- Brief
Take each line that has the word "CAMBRIDGESHIRE" and return it.

- Stored data
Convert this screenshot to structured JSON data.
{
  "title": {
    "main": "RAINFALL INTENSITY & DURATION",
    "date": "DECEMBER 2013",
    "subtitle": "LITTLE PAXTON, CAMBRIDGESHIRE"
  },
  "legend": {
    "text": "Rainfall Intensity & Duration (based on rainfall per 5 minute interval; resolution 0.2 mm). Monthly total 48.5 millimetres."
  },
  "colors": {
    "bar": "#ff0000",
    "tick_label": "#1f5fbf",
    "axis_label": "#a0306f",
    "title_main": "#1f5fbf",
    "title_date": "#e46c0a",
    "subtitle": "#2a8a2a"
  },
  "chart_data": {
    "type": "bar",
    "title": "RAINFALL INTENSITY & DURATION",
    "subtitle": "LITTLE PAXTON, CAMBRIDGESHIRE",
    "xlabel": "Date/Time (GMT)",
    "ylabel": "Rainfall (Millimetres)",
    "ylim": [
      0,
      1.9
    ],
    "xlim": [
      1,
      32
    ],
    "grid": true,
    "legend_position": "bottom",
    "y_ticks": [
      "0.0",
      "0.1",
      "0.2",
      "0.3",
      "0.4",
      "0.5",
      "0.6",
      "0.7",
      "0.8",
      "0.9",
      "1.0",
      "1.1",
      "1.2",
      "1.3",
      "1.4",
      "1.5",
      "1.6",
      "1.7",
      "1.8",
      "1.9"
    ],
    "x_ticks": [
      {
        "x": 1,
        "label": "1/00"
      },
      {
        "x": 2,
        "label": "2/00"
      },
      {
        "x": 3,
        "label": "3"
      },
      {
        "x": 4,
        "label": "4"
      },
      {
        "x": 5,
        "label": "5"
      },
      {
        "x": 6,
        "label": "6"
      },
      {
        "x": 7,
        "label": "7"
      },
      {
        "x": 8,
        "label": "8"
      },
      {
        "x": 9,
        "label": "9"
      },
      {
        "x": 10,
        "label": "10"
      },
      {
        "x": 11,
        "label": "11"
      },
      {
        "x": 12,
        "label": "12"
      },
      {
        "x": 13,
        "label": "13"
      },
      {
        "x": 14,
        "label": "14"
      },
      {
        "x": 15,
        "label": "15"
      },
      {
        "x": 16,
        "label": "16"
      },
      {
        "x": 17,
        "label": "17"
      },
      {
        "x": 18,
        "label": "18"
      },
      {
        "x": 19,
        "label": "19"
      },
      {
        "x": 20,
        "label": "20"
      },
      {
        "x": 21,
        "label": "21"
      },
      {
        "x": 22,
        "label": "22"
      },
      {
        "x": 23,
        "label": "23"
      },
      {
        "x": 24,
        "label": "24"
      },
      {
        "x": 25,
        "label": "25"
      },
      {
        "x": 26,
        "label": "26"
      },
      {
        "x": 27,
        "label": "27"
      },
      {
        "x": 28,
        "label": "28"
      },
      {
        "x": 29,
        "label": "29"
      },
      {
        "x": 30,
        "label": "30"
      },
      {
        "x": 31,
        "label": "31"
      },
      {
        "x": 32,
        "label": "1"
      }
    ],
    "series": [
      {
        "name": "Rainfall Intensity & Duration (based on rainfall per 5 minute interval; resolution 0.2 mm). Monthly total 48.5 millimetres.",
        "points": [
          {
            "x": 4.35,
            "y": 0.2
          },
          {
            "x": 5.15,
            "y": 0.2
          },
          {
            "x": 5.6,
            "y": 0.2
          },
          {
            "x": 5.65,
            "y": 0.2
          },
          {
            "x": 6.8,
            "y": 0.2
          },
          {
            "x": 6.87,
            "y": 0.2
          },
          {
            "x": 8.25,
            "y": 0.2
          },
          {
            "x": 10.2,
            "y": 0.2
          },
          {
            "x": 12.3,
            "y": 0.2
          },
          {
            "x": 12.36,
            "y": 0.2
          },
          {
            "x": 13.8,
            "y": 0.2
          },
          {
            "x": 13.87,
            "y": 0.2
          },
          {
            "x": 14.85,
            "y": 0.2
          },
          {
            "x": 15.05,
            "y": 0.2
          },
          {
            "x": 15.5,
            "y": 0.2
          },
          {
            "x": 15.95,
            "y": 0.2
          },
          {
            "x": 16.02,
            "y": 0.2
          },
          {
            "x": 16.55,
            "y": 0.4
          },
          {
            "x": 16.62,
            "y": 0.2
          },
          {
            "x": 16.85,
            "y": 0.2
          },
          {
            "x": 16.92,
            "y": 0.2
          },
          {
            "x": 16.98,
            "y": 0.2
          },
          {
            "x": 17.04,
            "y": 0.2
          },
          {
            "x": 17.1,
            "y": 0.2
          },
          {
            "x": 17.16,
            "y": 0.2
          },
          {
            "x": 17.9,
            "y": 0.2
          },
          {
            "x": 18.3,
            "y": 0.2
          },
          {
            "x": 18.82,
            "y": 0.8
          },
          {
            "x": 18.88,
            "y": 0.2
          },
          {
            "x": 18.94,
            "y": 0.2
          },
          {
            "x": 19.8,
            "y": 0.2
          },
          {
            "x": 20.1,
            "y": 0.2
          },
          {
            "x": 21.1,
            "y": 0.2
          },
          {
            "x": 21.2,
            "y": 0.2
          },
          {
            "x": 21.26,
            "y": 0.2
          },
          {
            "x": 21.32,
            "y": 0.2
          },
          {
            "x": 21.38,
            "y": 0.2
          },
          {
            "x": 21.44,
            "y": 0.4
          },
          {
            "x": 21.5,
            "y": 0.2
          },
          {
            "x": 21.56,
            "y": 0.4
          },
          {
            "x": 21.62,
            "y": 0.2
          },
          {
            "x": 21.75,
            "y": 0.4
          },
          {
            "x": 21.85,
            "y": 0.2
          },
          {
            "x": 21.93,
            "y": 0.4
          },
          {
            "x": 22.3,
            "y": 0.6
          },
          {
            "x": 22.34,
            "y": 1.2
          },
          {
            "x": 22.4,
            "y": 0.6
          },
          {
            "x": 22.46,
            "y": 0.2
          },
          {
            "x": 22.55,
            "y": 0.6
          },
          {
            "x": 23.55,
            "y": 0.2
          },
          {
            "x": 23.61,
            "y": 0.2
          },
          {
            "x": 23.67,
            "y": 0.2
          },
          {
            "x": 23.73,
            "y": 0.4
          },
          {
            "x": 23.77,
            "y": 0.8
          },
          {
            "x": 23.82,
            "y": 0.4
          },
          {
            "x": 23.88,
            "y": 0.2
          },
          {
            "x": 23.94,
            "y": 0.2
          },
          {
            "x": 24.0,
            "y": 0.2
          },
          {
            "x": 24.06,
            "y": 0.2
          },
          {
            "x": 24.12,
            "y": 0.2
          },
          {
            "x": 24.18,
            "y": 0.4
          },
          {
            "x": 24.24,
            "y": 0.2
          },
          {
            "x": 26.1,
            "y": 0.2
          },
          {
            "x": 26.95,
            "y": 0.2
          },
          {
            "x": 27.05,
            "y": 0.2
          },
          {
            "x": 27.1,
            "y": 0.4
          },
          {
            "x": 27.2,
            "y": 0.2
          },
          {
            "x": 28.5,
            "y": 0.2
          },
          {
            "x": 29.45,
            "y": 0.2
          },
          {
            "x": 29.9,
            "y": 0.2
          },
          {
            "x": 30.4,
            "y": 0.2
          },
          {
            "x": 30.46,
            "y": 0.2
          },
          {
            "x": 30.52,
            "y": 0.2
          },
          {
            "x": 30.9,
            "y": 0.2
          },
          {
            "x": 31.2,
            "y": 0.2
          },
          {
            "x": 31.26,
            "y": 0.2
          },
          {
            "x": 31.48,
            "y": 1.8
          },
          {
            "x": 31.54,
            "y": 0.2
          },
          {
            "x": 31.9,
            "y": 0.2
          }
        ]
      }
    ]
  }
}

- Correct output
    "subtitle": "LITTLE PAXTON, CAMBRIDGESHIRE"
    "subtitle": "LITTLE PAXTON, CAMBRIDGESHIRE",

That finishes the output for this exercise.